### Material for the task
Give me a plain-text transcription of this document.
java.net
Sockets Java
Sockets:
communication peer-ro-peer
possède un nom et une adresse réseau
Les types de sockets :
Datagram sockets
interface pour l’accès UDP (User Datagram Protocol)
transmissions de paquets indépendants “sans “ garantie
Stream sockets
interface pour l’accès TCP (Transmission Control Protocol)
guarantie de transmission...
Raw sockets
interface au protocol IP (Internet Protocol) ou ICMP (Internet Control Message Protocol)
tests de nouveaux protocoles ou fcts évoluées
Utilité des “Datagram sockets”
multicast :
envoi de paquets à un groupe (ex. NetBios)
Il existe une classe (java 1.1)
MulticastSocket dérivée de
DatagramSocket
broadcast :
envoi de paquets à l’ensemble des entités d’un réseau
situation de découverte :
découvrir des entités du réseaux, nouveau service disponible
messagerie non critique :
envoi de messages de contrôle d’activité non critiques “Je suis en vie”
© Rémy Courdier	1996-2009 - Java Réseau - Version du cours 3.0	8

### Exercise objective
All of the data shown above must be copied exactly.

### Task output
Give me a plain-text transcription of this document.
java.net
Sockets Java
Sockets:
communication peer-ro-peer
possède un nom et une adresse réseau
Les types de sockets :
Datagram sockets
interface pour l’accès UDP (User Datagram Protocol)
transmissions de paquets indépendants “sans “ garantie
Stream sockets
interface pour l’accès TCP (Transmission Control Protocol)
guarantie de transmission...
Raw sockets
interface au protocol IP (Internet Protocol) ou ICMP (Internet Control Message Protocol)
tests de nouveaux protocoles ou fcts évoluées
Utilité des “Datagram sockets”
multicast :
envoi de paquets à un groupe (ex. NetBios)
Il existe une classe (java 1.1)
MulticastSocket dérivée de
DatagramSocket
broadcast :
envoi de paquets à l’ensemble des entités d’un réseau
situation de découverte :
découvrir des entités du réseaux, nouveau service disponible
messagerie non critique :
envoi de messages de contrôle d’activité non critiques “Je suis en vie”
© Rémy Courdier	1996-2009 - Java Réseau - Version du cours 3.0	8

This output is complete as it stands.